### Textauszug
┏━━
Eindringlich war ihr Aufruf, dass der Staat, seinem Gewaltmonopol zum
Schutze der Frauen gerecht werden müsse. Sie forderte, das
Bildungsdefizit in Deutschland hinsichtlich Grundgesetz und
Menschenrechten, das bei Deutschen und Ausländern, bei schon länger
hier lebenden Menschen und bei Neuankömmlingen bestehe, zu
schließen.
Marcel
Wojnarowicz erläuterte niedrigschwellig die Bedeutung des
Grundgesetzes für Gesetzgebung, vollziehende Gewalt und
Rechtsprechung. Er kritisierte die Praxis der Nichtannahmen, die
mangelnde Gleichbehandlung unterschiedlich prominenter Kläger und
die heute noch gesetzlich erlaubte Möglichkeit von
Verfassungsrichtern, einer bezahlten Nebentätigkeit an der Uni
nachzugehen. Außerdem beleuchtete er am Beispiel einer Entscheidung
des Oberverwaltungsgerichts Leipzig zur Steuerung bewaffneter Drohnen
von der US-Luftwaffenbasis in Ramstein aus, dass durch Gerichte die
Voraussetzung der persönlichen Betroffenheit durch die Gerichte
bisweilen zu eng auslegt werde.
In einem
weiteren Vortrag erläuterte Volker Reusing Art. 1 Abs. 2 GG, welcher
eine Verpflichtung auf die universellen Menschenrechte und auf den
Staatsauftrag Friedensgebot enthalte. Den Beweis führte er mittels
der historischen Auslegungsmethode nach anhand der „Stuttgarter
Rede der Hoffnung“ Seiner Exzellenz, des US-Außenministers James
F. Byrnes, vom 06.09.1946, sowie anhand von Reden im
Parlamentarischen Rat von Dr. Adolf Süsterhenn (CDU) und Dr.
Hans-Christoph Seebohm (DP).
Niki
Vogt beschäftigte sich in ihrem Vortrag aus einer
rechtsphilosophischen und historischen Perspektive mit Demokratie und
Rechtsstaatlichkeit und deren Aushöhlung durch das imperiale
Prinzip. Außerdem beleuchtete sie eine Rede Seiner Exzellenz, des
französischen Präsidenten Emmanuel Macron. Die darin geäußerten
Überlegungen vor allem zur Schaffung einer EU-Armee und zur
Einschränkung der Demokratie würden, wenn die EU es unternehmen
sollte, diese umzusetzen, den Gang nach Karlsruhe erforderlich
machen.
Danach
wurde ein Grußwort des ehemaligen griechischen Botschafters Leonidas
Chrysanthopoulos verlesen, in welchem es u. a. um das Griechenland
auferlegte unmenschliche Spardiktat sowie die Verantwortung auch
Deutschlands incl. des Bundesverfassungsgerichts dafür ging.
┗━━
### Aufgabe
Kannst du den Textauszug über die Vorträge zum Grundgesetz im Anschluss an seinen letzten Satz wieder aufnehmen und weiterschreiben? Die Datensätze sind eigenständiges Material und gehören nicht zum Textauszug.

### Daten
┏━━
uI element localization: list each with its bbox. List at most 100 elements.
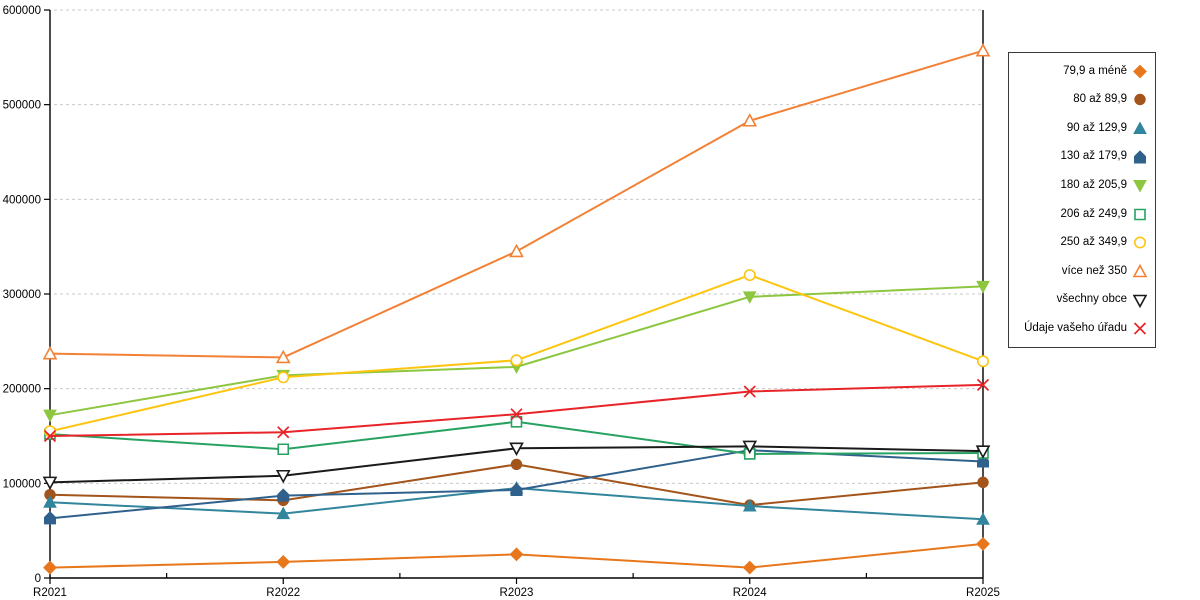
series-9 (42, 440, 991, 491)
y-axis-tick-label: 0 (35, 573, 41, 585)
y-axis-tick-label: 100000 (3, 478, 41, 490)
y-axis-tick-label: 300000 (3, 289, 41, 301)
data-point-marker (42, 345, 58, 360)
data-point-marker (509, 547, 524, 562)
data-point-marker (43, 560, 57, 575)
legend-item-7: 250 až 349,9 (1013, 235, 1148, 250)
data-point-marker (277, 371, 290, 384)
data-point-marker (509, 442, 524, 456)
legend-marker-icon (1134, 149, 1146, 164)
series-line (49, 49, 984, 359)
data-point-marker (976, 280, 990, 294)
data-point-marker (742, 560, 757, 575)
data-point-marker (510, 354, 523, 367)
data-point-marker (976, 512, 990, 525)
series-line (49, 383, 984, 437)
legend-marker-icon (1132, 294, 1148, 308)
x-axis-tick-label: R2024 (733, 587, 767, 599)
legend-marker-icon (1133, 322, 1147, 335)
legend-marker-icon (1134, 208, 1146, 221)
data-point-marker (277, 426, 290, 439)
y-axis-tick-label: 200000 (3, 384, 41, 396)
legend-marker-icon (1133, 121, 1147, 134)
legend-item-10: Údaje vašeho úřadu (1013, 321, 1148, 336)
legend-item-4: 130 až 179,9 (1013, 149, 1148, 165)
legend-marker-shape (1133, 322, 1147, 335)
data-point-marker (743, 385, 756, 398)
legend-marker-shape (1133, 180, 1147, 193)
data-point-marker (510, 482, 523, 496)
legend-item-2: 80 až 89,9 (1013, 92, 1148, 107)
legend-marker-shape (1134, 94, 1146, 106)
data-point-marker (743, 269, 756, 282)
series-line (49, 274, 984, 433)
legend-item-9: všechny obce (1013, 293, 1148, 308)
data-point-marker (275, 349, 291, 364)
legend-item-label: 79,9 a méně (1063, 64, 1127, 77)
data-point-marker (510, 408, 523, 421)
legend-item-6: 206 až 249,9 (1013, 207, 1148, 222)
series-10 (43, 378, 990, 443)
legend-marker-icon (1133, 64, 1147, 79)
data-point-marker (43, 495, 57, 508)
legend-item-label: 90 až 129,9 (1066, 121, 1127, 134)
legend-item-label: 130 až 179,9 (1060, 150, 1127, 163)
data-point-marker (275, 469, 291, 484)
data-point-marker (43, 409, 57, 423)
x-axis-tick-label: R2023 (500, 587, 534, 599)
data-point-marker (42, 476, 58, 491)
data-point-marker (742, 440, 758, 455)
legend-item-label: 250 až 349,9 (1060, 236, 1127, 249)
legend-marker-shape (1133, 121, 1147, 134)
data-point-marker (975, 445, 991, 459)
legend-item-3: 90 až 129,9 (1013, 121, 1148, 136)
data-point-marker (976, 378, 990, 391)
legend-marker-icon (1133, 180, 1147, 193)
y-axis-tick-label: 400000 (3, 194, 41, 206)
legend-item-1: 79,9 a méně (1013, 64, 1148, 79)
legend-marker-shape (1132, 294, 1148, 308)
data-point-marker (277, 488, 290, 502)
data-point-marker (976, 355, 989, 368)
series-7 (43, 269, 989, 438)
legend-item-label: 80 až 89,9 (1073, 93, 1127, 106)
x-axis-tick-label: R2022 (266, 587, 300, 599)
data-point-marker (509, 243, 524, 258)
legend-item-label: 206 až 249,9 (1060, 207, 1127, 220)
y-axis-tick-label: 600000 (3, 5, 41, 17)
legend-marker-shape (1133, 64, 1147, 79)
data-point-marker (43, 429, 57, 443)
data-point-marker (742, 291, 757, 304)
legend-marker-shape (1132, 263, 1148, 278)
data-point-marker (742, 113, 758, 127)
x-axis-tick-label: R2021 (33, 587, 67, 599)
series-line (49, 285, 984, 417)
data-point-marker (977, 476, 989, 489)
legend-item-5: 180 až 205,9 (1013, 178, 1148, 193)
data-point-marker (277, 443, 290, 456)
data-point-marker (976, 537, 990, 551)
legend: 79,9 a méně 80 až 89,9 90 až 129,9 130 až 1… (1008, 52, 1156, 348)
legend-marker-icon (1134, 94, 1146, 106)
legend-marker-shape (1134, 149, 1146, 164)
y-axis-tick-label: 500000 (3, 100, 41, 112)
series-8 (42, 43, 991, 364)
data-point-marker (742, 499, 757, 512)
legend-marker-icon (1132, 263, 1148, 278)
legend-item-label: více než 350 (1061, 264, 1127, 277)
legend-item-8: více než 350 (1013, 263, 1148, 279)
data-point-marker (44, 511, 56, 525)
data-point-marker (975, 43, 991, 57)
series-1 (43, 537, 990, 575)
x-axis-tick-label: R2025 (966, 587, 1000, 599)
data-point-marker (276, 554, 291, 569)
legend-marker-icon (1134, 236, 1146, 249)
legend-marker-shape (1134, 208, 1146, 221)
data-point-marker (510, 458, 523, 471)
legend-marker-shape (1134, 236, 1146, 249)
data-point-marker (276, 506, 291, 520)
legend-item-label: Údaje vašeho úřadu (1024, 321, 1127, 334)
legend-item-label: všechny obce (1056, 293, 1127, 306)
┗━━
### Ergebnis
In einem
weiteren Vortrag betrachtete Volker Reusing positive Urteile des
Bundesverfassungsgerichts wie das zum Hypothensicherungsgesetz, das
Lissabon-Urteil und das Waldenfels-Urteil. Außerdem beleuchtete er
das Versagen des Gerichts in den Urteilen zum ESM sowie zum
Syrien-Einsatz der Bundeswehr, und verdeutlichte anschaulich deren
Tragweite. Die in den Urteilen zum ESM erfolgte auf die Demokratie
verengte Auslegung der Ewigkeitsgarantie war eine Kampagne
vorausgegangen, welche auf eine Volksabstimmung zur Öffnung der
Ewigkeitsgarantie zielte, ohne dies transparent zu machen –
anknüpfend an das am 19.09.2011 in der Süddeutschen Zeitung
veröffentlichte Interview „Keine EU-Wirtschaftsregierung ohne
Änderung des Grundgesetzes“ mit dem zuständigen Berichterstatter
im Bundesverfassungsgericht, in welchem er laut nachgedacht hat über
eine vollständige oder teilweise Beiseiteschiebung der
Ewigkeitsgarantie mittels einer auf Art. 146 GG gestützten
Volksabstimmung, wozu er in dem Interview selbst gesagt hat, dass es
„in der Sache“ „eine Revolution“ wäre.
Abschließend
sprach Felix Staratschek als Zeitzeuge. Er war im Jahr 2012 unter den
mutigen Bürgern, die durch Schaffung von Transparenz wesentlich mit
dazu beigetragen haben, dass in den Urteilen zum ESM das deutsche
Volk nicht dazu verurteilt worden ist,
über
eine Öffnung der Ewigkeitsgarantie (Art. 79 Abs. 3 GG) abstimmen zu
müssen.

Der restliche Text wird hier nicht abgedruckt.